§ Task statement
From the listing below, pull each line that includes "Date".

+++ Supplied data

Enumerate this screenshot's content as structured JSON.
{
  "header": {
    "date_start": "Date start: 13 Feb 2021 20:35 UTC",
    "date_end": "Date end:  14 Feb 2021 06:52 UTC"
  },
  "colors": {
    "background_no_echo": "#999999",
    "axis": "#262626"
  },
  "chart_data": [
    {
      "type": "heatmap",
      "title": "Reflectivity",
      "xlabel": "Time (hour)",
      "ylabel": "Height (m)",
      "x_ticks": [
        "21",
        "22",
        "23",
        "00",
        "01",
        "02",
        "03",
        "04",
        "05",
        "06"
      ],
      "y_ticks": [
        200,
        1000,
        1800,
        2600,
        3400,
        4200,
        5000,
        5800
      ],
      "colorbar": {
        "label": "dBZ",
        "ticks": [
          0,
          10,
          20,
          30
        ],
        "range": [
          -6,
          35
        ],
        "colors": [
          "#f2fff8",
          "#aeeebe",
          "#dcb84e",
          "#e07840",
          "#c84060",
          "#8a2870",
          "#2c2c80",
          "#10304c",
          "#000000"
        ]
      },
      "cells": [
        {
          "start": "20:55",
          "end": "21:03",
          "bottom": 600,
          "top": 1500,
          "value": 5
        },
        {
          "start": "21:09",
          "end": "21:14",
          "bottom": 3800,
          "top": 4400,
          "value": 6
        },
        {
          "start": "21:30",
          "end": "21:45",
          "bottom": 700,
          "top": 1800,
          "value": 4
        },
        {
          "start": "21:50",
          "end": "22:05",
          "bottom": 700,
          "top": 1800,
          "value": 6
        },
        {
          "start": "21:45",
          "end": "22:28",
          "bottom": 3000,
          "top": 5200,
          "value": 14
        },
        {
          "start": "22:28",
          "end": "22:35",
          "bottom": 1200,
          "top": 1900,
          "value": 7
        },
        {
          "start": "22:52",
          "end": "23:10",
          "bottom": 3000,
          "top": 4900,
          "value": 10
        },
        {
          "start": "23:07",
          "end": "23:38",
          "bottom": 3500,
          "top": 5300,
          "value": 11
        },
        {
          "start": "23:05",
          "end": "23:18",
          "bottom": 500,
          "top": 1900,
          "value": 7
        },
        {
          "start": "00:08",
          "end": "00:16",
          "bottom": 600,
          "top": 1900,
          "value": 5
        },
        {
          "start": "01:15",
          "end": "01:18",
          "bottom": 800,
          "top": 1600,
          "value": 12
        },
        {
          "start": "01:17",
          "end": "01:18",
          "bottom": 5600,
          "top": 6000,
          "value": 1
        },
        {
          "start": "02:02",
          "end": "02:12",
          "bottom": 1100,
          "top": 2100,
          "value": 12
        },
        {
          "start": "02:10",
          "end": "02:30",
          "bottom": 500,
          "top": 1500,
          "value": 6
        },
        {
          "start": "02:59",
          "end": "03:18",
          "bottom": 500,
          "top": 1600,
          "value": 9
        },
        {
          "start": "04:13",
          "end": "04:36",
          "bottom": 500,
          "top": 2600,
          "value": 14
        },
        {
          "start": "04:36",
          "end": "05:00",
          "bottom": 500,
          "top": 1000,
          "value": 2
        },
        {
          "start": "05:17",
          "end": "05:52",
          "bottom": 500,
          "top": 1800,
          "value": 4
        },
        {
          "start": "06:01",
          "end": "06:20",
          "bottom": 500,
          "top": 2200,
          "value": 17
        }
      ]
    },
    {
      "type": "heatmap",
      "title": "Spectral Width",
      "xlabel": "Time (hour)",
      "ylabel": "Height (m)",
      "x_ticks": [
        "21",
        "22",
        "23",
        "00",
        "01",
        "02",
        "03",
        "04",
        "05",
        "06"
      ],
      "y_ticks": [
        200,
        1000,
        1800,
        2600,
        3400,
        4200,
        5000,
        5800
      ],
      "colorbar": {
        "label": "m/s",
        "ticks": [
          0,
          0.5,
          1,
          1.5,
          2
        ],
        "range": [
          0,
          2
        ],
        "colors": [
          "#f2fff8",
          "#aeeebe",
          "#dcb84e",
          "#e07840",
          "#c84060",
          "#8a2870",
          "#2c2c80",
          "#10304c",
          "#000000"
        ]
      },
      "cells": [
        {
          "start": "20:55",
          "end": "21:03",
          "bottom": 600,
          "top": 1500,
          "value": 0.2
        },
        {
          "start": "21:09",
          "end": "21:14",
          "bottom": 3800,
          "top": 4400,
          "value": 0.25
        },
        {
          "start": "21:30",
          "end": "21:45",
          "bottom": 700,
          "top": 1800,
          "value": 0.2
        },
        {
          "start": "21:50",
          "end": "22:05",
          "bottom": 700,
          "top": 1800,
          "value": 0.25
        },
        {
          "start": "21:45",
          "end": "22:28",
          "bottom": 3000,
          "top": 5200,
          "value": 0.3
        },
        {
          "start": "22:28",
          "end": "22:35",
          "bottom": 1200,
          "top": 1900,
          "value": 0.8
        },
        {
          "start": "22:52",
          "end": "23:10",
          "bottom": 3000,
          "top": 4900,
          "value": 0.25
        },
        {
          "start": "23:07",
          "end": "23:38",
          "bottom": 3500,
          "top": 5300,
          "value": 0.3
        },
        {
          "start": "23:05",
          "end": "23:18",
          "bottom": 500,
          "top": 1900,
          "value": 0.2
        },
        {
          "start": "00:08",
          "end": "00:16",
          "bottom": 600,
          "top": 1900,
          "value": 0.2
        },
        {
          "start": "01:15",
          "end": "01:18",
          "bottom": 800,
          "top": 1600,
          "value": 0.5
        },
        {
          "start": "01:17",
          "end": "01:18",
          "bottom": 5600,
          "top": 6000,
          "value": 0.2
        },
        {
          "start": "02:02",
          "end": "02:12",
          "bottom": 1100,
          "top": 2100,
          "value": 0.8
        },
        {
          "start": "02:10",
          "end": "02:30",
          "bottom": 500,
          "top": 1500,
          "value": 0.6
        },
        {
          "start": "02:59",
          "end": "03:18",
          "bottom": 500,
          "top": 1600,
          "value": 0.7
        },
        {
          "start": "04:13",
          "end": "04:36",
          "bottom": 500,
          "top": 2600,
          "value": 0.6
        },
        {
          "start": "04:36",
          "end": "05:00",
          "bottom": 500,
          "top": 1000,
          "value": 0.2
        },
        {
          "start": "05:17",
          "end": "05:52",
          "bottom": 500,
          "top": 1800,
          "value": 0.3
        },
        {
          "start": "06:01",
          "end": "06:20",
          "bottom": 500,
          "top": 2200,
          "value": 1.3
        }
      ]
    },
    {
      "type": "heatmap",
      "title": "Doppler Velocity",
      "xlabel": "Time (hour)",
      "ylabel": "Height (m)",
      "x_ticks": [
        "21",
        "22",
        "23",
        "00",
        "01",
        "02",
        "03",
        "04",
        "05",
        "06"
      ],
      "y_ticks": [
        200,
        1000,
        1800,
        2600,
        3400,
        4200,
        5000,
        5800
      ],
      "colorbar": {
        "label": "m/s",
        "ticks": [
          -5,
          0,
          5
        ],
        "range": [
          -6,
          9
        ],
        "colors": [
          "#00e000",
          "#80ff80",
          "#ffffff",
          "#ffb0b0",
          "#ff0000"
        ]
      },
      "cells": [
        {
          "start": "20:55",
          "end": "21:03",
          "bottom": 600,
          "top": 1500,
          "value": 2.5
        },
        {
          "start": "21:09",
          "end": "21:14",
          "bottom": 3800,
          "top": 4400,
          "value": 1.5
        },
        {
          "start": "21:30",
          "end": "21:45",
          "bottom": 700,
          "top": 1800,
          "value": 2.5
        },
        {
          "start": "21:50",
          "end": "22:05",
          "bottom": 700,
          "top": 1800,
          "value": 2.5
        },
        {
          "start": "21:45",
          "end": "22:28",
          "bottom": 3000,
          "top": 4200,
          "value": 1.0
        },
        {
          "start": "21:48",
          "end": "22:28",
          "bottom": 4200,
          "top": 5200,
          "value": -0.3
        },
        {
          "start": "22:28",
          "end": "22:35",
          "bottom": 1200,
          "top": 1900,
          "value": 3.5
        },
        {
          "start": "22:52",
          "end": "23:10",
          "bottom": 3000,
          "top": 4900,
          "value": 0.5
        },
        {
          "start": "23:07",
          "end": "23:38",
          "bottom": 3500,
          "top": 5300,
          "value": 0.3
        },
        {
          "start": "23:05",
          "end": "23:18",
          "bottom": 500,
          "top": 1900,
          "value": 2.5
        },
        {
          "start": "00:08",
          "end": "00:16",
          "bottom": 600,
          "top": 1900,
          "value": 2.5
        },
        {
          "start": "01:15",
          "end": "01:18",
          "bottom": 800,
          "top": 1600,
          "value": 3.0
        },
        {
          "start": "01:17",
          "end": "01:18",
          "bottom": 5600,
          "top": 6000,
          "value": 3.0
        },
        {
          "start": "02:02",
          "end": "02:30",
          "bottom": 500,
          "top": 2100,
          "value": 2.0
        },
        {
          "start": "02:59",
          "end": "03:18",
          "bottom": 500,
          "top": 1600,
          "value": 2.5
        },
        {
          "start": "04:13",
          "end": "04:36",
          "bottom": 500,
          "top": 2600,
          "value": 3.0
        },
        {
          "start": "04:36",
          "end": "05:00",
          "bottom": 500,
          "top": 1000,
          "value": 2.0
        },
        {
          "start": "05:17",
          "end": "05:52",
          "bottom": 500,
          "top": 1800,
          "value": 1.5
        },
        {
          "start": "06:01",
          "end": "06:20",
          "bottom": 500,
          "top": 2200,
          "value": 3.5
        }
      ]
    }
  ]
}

++++++

§ Answer
    "date_start": "Date start: 13 Feb 2021 20:35 UTC",
    "date_end": "Date end:  14 Feb 2021 06:52 UTC"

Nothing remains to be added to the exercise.